▶ **Page**:

BEGIN

I would think the video card is one of the worst devices to share an
IRQ with however.

If you can get into your BIOS at boot time, try turning the setting
that defines whether you are using a PnP capable OS to On/True or
whatever signifies you want the OS to manage IRQs. Usually this  is
set off because we normally trust the hardware vendors more than
Microsoft to manage PnP but if you cannot get a separate IRQ any other
way, try turning on this feature which means the hardware stops
assigning PnP IRQs and lets Windows give it a try.

Its a compromized solution but its worth a try.

73
Neal kn3c

On Fri, Oct 10, 2008 at 1:04 PM, Giuseppe Campana <[EMAIL PROTECTED]> wrote:
> Hi guys,
>
> for last time.......return on problem:
>
> Looking on System Resource of IQ500&Vista64, I found that Firewire (IEEE
> 1394)
> interface.......share the IRQ16 with the video adapter (NVIDIA) and with one
> of the
> USB HUB on board too.
>
> Is this the problem ?
>
> In the other VISTA PC I have, the IEEE1394 has exclusive IRQ.....and F5K
> works.
>
> 73 Beppe
> IK3VIG
>
>
> www.cqdx.it
>
>
>
>
> At 17.17 10/10/2008, you wrote:
>>
>> >
>> >The thing most people need to understand is that Windows (XP as well
>> >as Vista) divides the memory in half, and gives one half for "system
>> >usage" and the other half for your programs.
>> >
>>
>> Sorry, no... that's not correct.
>>
>> Windows divides the VIRTUAL address space in half, not the physical
>> address space. So on any x86 (32-bit) system, each PROCESS has a maximum
>> 4GB of virtual address space, with 2GB (on most machines, for most
>> processes) reserved for system use and 2GB available to the application.

END

▶ **Task 1**:
Transcribe the stretch of the thread on IRQ sharing from "I would think" through "give it a try.".
▶ **Task 2**:
In the thread on IRQ sharing, which devices share IRQ16 with the FireWire (IEEE 1394) interface on the IQ500 running Vista64?

▶ **Available data**:
BEGIN

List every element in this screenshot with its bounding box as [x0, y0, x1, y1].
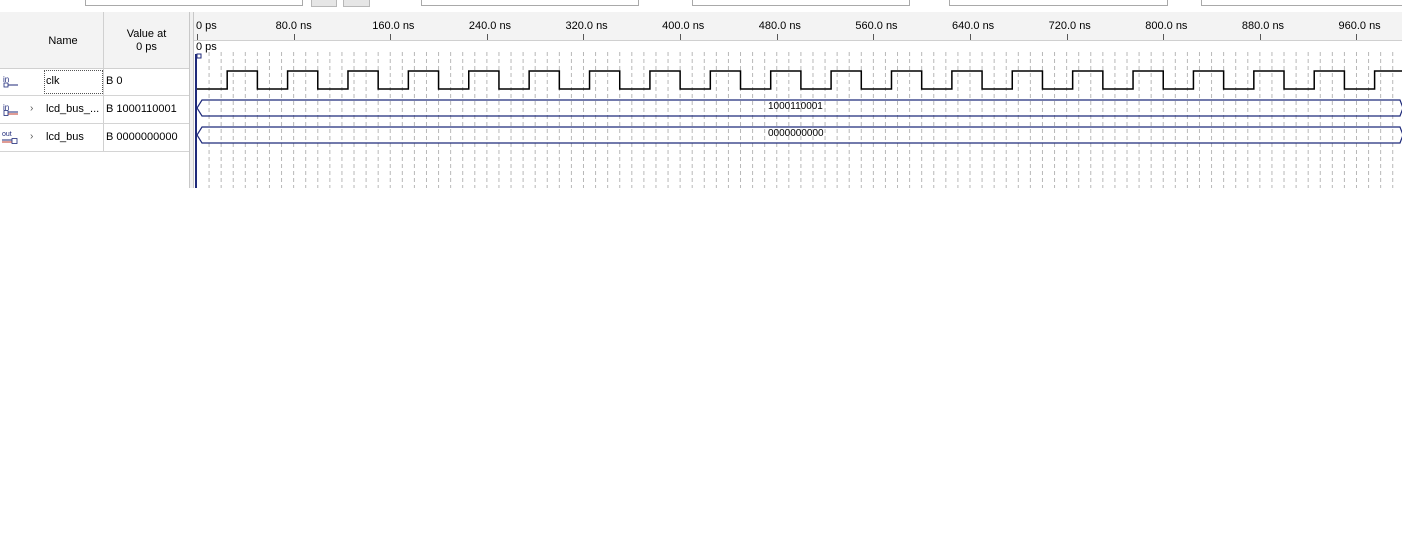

END

▶ **Task solution 1**:
I would think the video card is one of the worst devices to share an
IRQ with however.

If you can get into your BIOS at boot time, try turning the setting
that defines whether you are using a PnP capable OS to On/True or
whatever signifies you want the OS to manage IRQs. Usually this  is
set off because we normally trust the hardware vendors more than
Microsoft to manage PnP but if you cannot get a separate IRQ any other
way, try turning on this feature which means the hardware stops
assigning PnP IRQs and lets Windows give it a try.

▶ **Task solution 2**:
The NVIDIA video adapter and one of the onboard USB hubs.